■ **Task directions**:
Extract every record, keeping each one exactly as it is.

■ **Supplied records**:
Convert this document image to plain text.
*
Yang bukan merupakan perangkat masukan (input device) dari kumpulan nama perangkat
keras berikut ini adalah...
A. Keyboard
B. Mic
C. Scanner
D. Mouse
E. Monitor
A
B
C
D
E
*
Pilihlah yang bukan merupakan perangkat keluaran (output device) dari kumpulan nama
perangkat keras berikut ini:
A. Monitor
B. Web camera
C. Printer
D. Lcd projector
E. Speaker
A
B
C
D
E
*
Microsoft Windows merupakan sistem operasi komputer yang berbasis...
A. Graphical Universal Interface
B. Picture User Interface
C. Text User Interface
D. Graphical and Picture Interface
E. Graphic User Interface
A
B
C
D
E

■ **Solution to this problem**:
Convert this document image to plain text.
*
Yang bukan merupakan perangkat masukan (input device) dari kumpulan nama perangkat
keras berikut ini adalah...
A. Keyboard
B. Mic
C. Scanner
D. Mouse
E. Monitor
A
B
C
D
E
*
Pilihlah yang bukan merupakan perangkat keluaran (output device) dari kumpulan nama
perangkat keras berikut ini:
A. Monitor
B. Web camera
C. Printer
D. Lcd projector
E. Speaker
A
B
C
D
E
*
Microsoft Windows merupakan sistem operasi komputer yang berbasis...
A. Graphical Universal Interface
B. Picture User Interface
C. Text User Interface
D. Graphical and Picture Interface
E. Graphic User Interface
A
B
C
D
E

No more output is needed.